▶ USANDO LA INFORMACIÓN
1. Según la noticia sobre el caso Pokémon, ¿en qué mes y año se inhibió la jueza Pilar de Lara de la pieza referida a Cataluña, Murcia y Valencia?
2. Prolonga la noticia sobre el caso Pokémon a partir de su última oración.

▶ TEXTO PROPORCIONADO
★ ★ ★ ★ ★ ★ ★
La Audiencia de Lugo reprocha a De Lara instrucciones tortuosas y anula otra pieza de la Pokémon

Echa por tierra las investigaciones que llevó a cabo en la rama levantina del caso después de inhibirse


lugo / la voz

La Audiencia de Lugo echa por tierra una parte de la instrucción del caso Pokémon de la jueza Pilar de Lara en lo que afecta a una pieza separada de la principal referida a las investigaciones en Cataluña, Murcia y Valencia. El tribunal provincial estima los recursos presentados básicamente porque de Lara pidió investigaciones a Vigilancia Aduanera y autorizó personamientos de acusaciones particulares una vez que se había inhibido de este caso en febrero de 2017, si bien no dio traslado de la causa hasta diciembre del mismo año. La Sección Segunda de la Audiencia Provincial de Lugo mantiene prácticamente los mismos argumentos en la docena de recursos que estimó.
★ ★ ★ ★ ★ ★ ★
▶ INFORMACIÓN PROPORCIONADA
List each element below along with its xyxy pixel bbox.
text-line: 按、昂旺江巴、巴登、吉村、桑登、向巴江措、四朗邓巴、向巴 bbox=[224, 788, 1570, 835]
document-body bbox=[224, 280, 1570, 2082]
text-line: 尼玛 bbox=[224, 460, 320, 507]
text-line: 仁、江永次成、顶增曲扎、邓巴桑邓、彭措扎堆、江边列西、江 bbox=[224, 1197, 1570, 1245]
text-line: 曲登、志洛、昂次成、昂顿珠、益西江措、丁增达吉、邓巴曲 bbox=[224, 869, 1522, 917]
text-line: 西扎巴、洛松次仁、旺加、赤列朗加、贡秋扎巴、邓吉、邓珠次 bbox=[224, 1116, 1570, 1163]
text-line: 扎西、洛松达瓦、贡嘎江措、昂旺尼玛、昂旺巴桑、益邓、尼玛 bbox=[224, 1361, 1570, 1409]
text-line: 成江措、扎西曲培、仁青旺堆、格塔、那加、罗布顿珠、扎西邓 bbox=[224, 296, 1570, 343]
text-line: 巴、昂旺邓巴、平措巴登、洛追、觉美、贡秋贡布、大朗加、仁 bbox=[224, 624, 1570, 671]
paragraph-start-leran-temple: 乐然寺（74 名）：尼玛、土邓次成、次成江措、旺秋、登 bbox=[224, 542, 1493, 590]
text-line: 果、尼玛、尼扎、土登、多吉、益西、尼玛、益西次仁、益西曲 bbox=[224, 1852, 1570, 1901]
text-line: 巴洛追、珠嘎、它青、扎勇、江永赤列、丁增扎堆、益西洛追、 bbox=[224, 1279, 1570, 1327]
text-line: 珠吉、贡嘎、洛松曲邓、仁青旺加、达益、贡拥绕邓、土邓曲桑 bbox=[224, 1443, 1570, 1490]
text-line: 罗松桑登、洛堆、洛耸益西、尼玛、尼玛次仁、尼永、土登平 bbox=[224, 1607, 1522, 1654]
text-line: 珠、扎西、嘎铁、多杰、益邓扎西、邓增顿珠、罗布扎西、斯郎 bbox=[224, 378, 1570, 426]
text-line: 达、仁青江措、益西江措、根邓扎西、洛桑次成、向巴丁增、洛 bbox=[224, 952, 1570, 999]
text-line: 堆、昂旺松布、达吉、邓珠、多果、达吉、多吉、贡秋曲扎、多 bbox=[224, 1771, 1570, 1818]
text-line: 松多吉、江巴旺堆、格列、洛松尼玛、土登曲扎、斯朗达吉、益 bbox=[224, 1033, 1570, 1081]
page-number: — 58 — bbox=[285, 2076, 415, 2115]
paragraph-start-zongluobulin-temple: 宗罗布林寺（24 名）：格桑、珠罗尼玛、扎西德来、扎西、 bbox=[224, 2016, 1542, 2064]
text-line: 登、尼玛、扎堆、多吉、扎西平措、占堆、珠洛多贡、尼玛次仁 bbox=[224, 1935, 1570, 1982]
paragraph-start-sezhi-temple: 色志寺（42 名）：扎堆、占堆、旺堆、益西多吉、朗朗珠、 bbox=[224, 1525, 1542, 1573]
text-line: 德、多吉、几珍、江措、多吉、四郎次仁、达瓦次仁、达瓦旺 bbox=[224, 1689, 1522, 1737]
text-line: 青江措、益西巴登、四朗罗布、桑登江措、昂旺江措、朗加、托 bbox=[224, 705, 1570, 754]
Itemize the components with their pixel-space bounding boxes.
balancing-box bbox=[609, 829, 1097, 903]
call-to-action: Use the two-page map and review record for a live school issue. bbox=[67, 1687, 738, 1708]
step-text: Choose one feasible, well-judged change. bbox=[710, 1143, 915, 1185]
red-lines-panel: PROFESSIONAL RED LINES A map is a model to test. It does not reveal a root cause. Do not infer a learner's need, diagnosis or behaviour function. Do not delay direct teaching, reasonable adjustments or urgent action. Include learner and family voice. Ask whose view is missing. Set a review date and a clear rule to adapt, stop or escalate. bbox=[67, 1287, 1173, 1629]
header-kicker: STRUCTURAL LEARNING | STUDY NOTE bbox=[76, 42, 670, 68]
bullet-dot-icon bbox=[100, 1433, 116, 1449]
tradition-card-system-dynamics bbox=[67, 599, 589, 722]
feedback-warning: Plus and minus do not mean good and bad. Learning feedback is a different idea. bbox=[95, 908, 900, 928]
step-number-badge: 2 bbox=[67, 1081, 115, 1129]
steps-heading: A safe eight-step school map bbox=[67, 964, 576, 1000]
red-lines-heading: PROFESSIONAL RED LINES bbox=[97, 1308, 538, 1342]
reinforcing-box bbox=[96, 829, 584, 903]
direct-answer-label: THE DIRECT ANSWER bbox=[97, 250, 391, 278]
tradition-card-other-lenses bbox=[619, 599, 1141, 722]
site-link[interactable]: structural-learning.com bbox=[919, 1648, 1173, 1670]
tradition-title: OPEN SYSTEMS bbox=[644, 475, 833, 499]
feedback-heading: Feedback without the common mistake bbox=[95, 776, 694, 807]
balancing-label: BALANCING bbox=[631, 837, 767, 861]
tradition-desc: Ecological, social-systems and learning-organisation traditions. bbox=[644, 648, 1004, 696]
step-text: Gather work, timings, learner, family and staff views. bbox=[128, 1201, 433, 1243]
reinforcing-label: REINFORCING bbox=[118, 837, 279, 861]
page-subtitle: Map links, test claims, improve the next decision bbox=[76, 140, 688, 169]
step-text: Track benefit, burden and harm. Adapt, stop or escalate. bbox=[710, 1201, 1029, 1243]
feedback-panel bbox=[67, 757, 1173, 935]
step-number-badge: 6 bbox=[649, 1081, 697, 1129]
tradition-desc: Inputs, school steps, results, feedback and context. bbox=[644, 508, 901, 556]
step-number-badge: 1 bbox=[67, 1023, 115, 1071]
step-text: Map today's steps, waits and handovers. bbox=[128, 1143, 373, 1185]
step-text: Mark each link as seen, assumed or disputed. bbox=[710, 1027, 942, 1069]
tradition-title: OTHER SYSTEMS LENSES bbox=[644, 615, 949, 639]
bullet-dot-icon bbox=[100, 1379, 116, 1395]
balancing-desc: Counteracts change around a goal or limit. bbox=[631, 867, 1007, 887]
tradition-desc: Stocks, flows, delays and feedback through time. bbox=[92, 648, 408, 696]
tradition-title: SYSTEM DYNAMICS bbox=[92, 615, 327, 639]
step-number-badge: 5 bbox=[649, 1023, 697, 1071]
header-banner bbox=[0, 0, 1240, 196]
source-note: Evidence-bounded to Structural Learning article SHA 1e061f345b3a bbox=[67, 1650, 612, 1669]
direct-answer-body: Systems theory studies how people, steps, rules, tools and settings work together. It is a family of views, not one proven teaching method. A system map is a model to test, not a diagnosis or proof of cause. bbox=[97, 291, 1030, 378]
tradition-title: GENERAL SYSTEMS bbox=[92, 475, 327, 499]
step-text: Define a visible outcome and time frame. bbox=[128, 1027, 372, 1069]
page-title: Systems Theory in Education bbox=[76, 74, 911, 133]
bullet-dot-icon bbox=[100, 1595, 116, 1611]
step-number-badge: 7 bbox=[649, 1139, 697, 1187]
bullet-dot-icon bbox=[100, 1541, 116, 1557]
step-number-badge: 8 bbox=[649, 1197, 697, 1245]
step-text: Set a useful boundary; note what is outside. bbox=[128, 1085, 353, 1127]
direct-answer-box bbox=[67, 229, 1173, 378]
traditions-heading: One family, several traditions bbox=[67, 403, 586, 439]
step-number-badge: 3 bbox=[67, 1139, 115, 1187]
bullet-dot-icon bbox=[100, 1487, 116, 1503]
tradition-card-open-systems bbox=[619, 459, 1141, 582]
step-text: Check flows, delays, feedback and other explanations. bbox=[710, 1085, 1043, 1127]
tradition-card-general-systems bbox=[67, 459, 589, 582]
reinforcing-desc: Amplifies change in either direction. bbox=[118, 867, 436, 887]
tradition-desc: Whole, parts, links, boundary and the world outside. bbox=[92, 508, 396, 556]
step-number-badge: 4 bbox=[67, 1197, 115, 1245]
★ ★ ★ ★ ★ ★ ★
▶ RESPUESTAS
1. En febrero de 2017.

2.
Tras un estudio en profundidad de la causa, el tribunal lucense define el procedimiento como «una instrucción tortuosa para las partes, pues se solapan resoluciones y recursos, y así se resuelven impugnaciones sobre resoluciones posteriores a otras, respecto de las cuales estarían vinculadas, que asimismo fueron recurridas y todavía no resueltas [...]». De este modo, argumentan, se desarrolla «una tramitación en donde es difícil oponer la función controladora de la legalidad de la actuación judicial en aras de salvaguardar el derecho de tutela judicial efectiva [...]».

Tras analizar las fechas, la Audiencia de Lugo entiende que se «pone de manifiesto una instrucción excesivamente lenta frente a una resolución de gran trascendencia para el devenir del procedimiento, pues con los sistemas de notificación telemática no puede justificarse la tardanza en la resolución de la cuestión».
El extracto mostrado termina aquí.